**TASK DESCRIPTION:**
For each line in the data below that holds "wiper", return a copy.

**DATA IN THIS EXERCISE:**
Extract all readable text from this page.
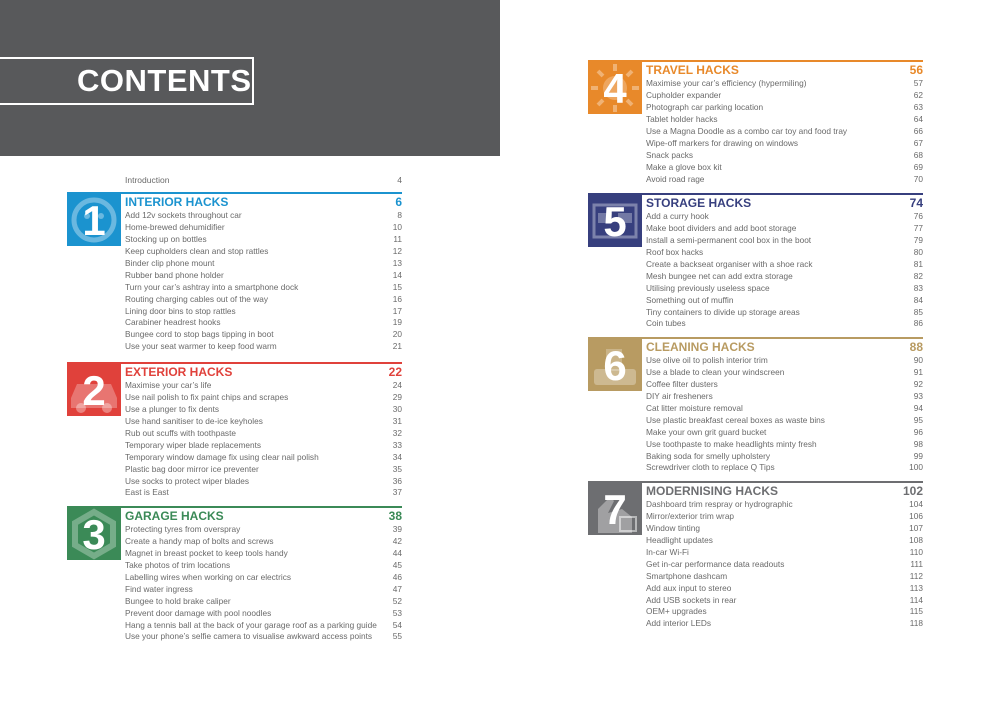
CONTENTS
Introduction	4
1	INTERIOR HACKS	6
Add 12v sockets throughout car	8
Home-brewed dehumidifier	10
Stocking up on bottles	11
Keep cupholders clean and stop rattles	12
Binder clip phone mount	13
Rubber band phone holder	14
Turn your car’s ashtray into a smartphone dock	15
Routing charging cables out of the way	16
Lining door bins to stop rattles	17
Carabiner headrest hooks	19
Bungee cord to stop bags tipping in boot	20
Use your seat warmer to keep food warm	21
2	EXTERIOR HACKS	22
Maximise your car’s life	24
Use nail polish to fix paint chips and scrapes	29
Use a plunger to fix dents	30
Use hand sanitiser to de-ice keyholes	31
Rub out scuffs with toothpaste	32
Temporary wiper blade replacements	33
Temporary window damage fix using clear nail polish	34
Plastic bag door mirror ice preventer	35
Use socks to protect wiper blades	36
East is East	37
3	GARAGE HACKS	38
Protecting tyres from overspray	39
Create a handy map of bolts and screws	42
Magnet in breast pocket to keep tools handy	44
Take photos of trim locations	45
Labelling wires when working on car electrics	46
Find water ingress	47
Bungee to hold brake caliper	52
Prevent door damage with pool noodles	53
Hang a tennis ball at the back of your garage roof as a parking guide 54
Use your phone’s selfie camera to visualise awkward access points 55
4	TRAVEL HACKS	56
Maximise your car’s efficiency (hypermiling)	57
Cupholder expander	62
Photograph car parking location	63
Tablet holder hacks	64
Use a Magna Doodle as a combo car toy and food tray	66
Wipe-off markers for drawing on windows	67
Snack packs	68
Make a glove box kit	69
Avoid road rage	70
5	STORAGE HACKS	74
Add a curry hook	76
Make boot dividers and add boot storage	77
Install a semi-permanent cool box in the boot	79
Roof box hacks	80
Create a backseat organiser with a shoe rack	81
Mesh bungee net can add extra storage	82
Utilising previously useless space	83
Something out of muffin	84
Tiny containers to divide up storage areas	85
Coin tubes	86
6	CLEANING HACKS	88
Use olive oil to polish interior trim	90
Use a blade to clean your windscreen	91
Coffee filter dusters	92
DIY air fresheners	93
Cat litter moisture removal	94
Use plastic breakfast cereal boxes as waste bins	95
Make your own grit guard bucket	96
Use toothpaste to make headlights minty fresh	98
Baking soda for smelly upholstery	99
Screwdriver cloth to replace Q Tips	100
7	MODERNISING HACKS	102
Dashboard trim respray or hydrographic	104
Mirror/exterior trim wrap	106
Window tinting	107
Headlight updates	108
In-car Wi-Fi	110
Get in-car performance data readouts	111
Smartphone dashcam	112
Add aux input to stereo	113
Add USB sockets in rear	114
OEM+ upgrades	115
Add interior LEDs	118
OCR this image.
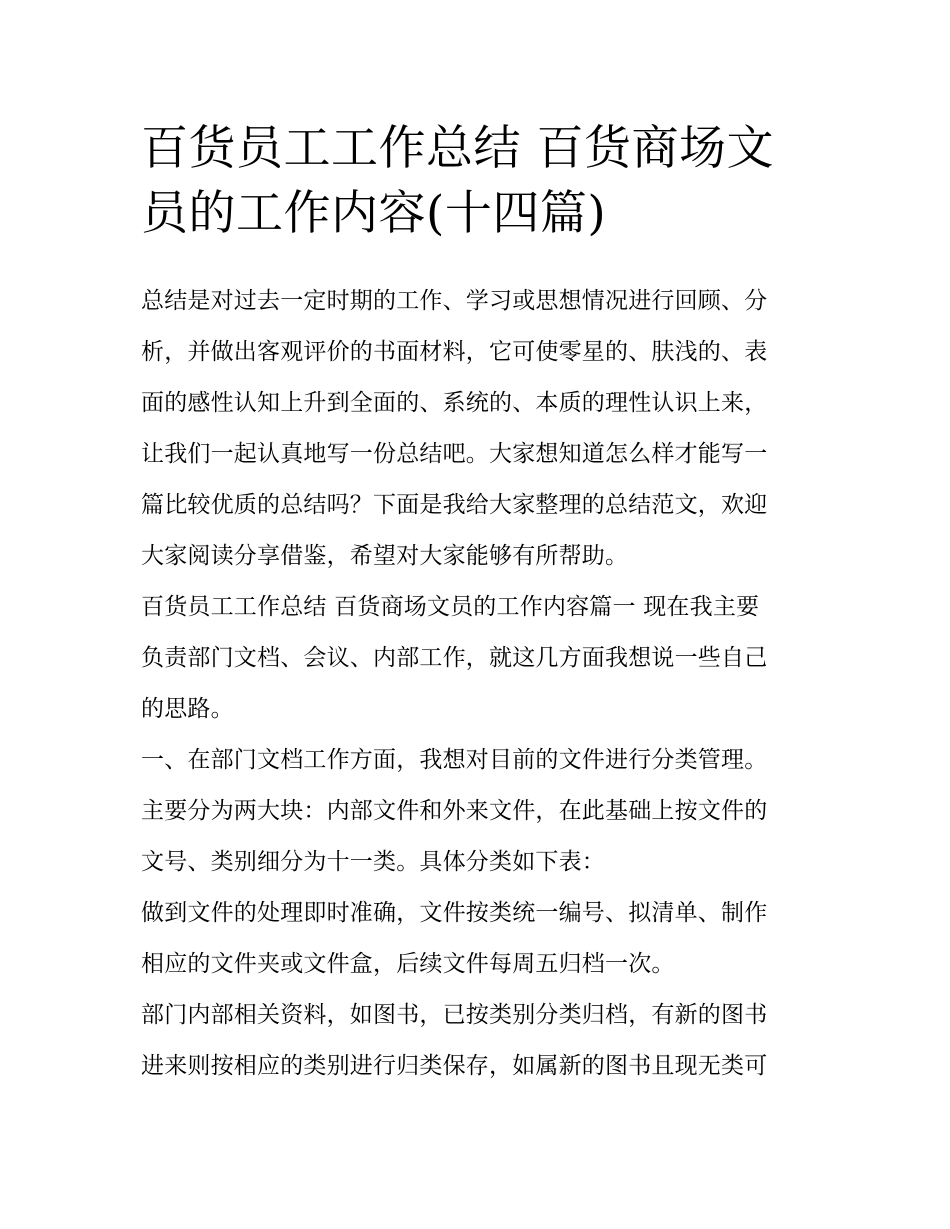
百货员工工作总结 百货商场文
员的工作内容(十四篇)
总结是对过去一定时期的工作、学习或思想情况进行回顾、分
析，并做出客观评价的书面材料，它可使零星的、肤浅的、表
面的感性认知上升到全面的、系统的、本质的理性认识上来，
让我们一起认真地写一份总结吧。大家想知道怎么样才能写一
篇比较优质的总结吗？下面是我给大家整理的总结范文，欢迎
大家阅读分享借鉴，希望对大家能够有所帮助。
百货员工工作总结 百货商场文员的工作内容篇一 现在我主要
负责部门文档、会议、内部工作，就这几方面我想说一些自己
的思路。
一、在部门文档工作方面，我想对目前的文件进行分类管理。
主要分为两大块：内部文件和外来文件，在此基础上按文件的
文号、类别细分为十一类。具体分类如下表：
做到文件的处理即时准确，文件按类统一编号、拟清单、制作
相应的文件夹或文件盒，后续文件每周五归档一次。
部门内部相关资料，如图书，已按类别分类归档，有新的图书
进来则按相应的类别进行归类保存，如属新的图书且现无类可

---

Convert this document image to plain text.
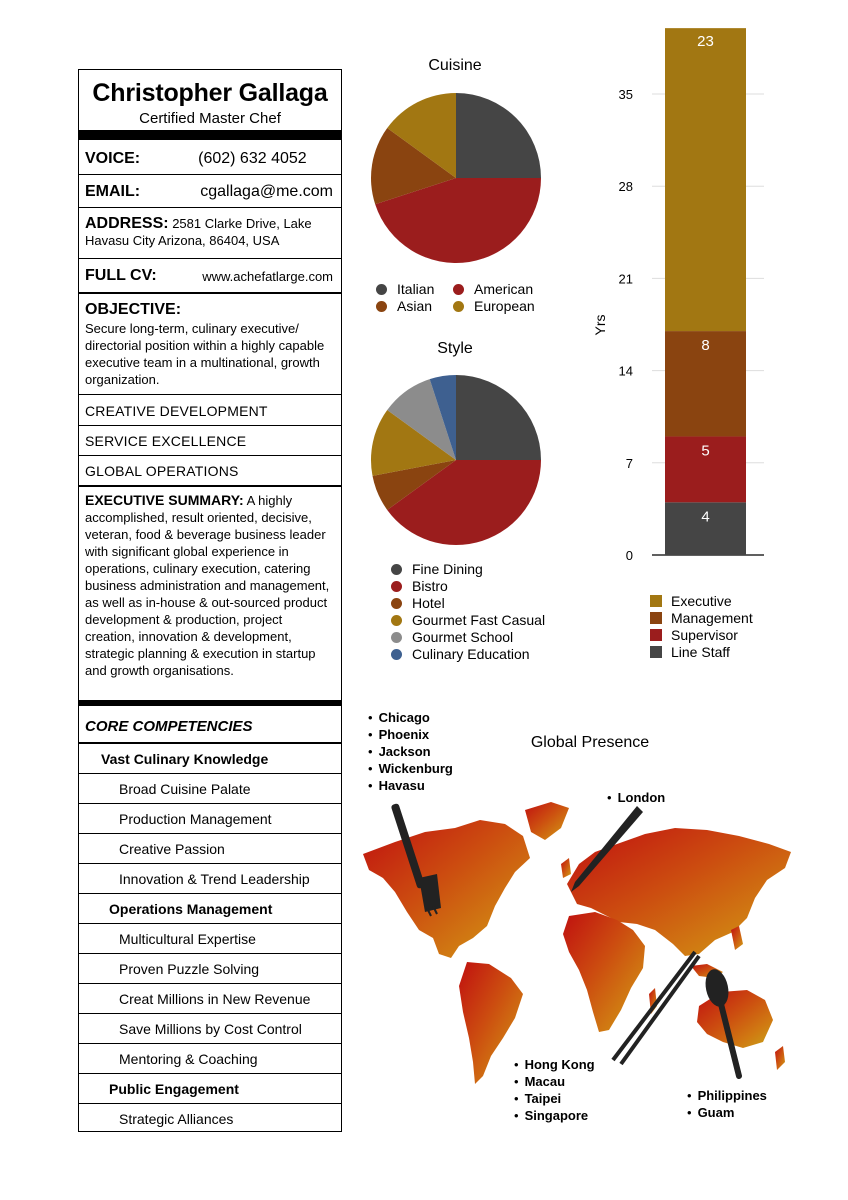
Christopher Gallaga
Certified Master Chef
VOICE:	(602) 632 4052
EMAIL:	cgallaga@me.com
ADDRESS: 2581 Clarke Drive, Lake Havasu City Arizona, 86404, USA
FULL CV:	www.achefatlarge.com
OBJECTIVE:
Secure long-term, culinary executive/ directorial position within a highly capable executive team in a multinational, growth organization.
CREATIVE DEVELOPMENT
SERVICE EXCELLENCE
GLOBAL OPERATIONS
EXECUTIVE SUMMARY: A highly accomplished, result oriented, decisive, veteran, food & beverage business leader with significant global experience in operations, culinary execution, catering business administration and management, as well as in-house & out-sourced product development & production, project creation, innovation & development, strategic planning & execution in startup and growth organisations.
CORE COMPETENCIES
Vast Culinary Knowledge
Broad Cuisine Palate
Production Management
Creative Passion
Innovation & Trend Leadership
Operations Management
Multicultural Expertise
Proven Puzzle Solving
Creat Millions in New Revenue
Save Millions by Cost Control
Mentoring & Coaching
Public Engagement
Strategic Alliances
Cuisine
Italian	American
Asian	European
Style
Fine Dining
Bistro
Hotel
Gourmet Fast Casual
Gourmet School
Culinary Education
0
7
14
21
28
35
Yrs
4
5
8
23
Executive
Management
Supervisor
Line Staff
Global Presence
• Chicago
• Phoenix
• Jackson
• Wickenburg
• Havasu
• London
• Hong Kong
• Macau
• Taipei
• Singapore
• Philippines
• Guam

==

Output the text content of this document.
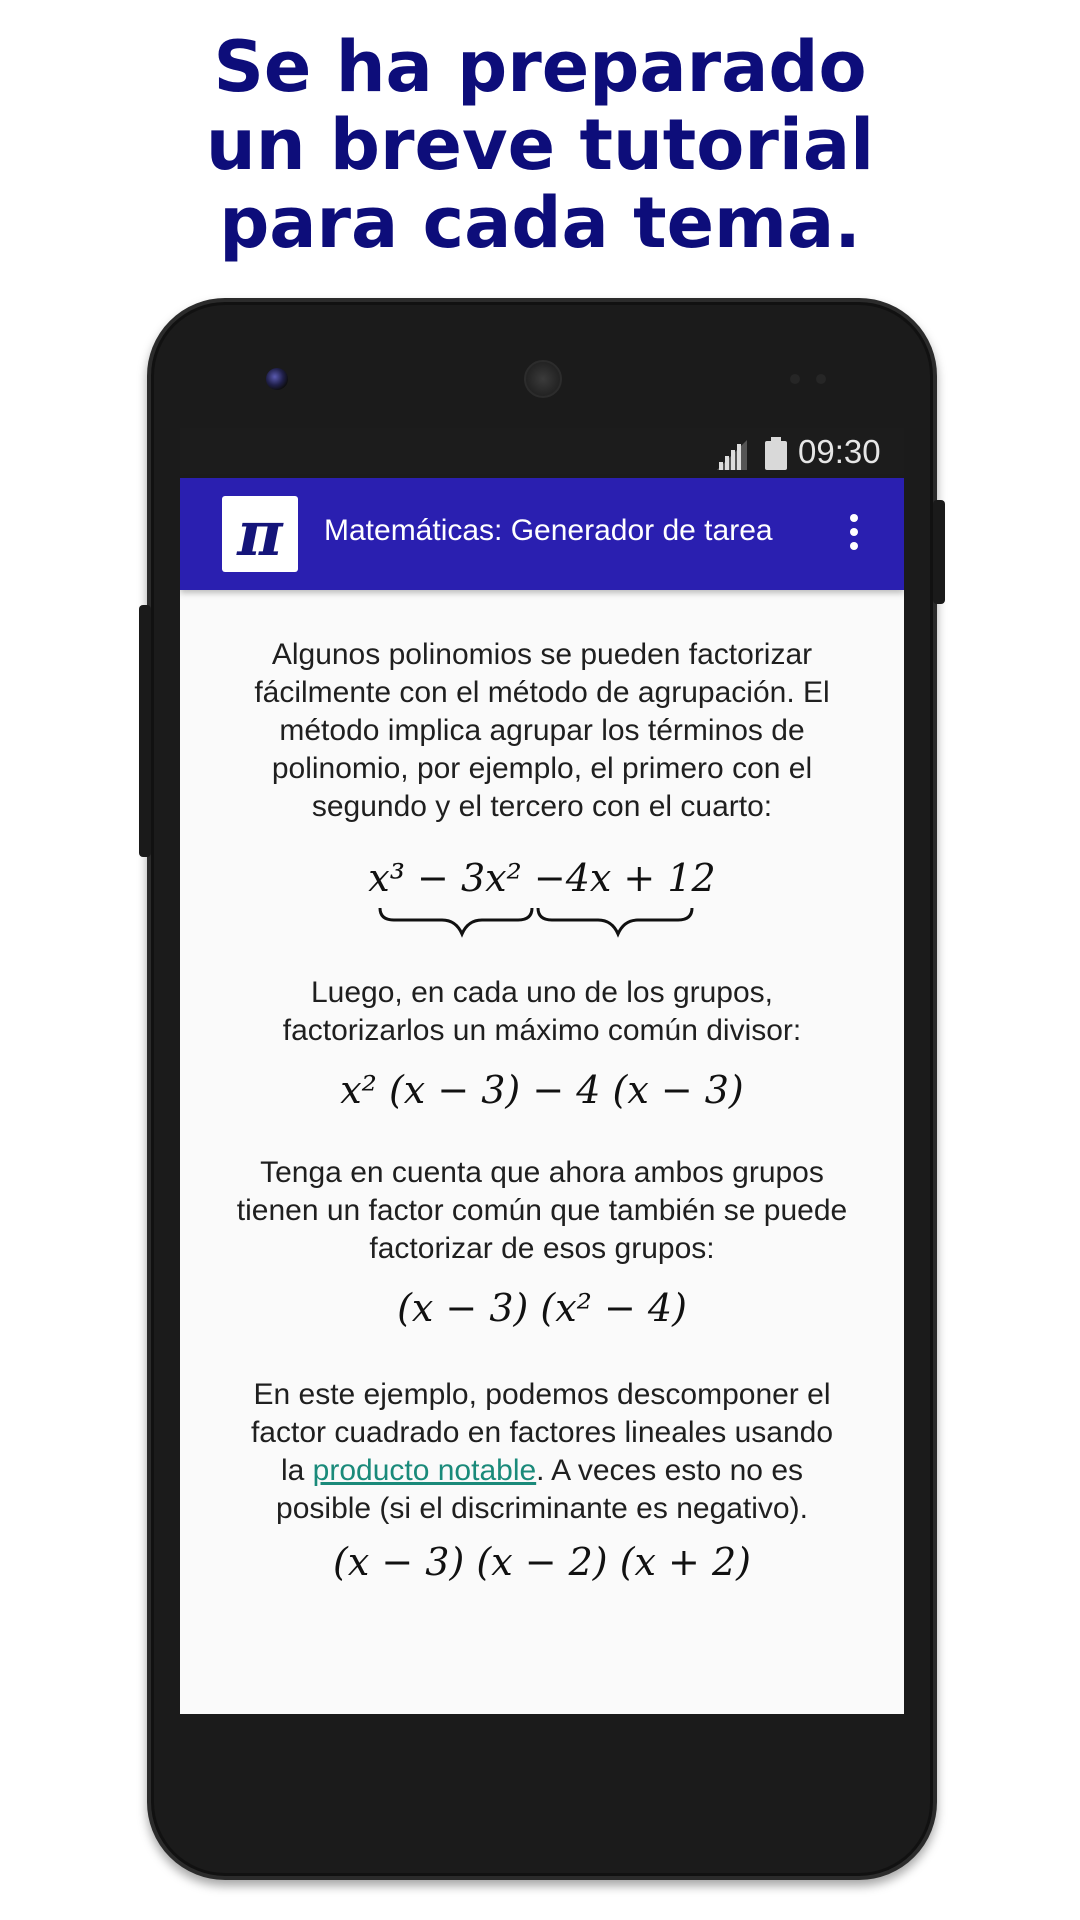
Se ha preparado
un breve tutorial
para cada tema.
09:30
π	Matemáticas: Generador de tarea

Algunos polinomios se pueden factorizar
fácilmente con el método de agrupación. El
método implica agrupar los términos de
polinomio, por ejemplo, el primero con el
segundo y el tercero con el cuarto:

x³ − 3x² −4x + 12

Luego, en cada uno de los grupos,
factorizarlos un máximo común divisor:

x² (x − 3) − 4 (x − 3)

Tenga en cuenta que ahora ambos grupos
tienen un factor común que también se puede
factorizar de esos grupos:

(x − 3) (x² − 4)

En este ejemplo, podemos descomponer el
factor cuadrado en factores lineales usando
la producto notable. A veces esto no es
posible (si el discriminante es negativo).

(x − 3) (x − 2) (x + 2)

**TASK RESULT:**
Temporary wiper blade replacements	33
Use socks to protect wiper blades	36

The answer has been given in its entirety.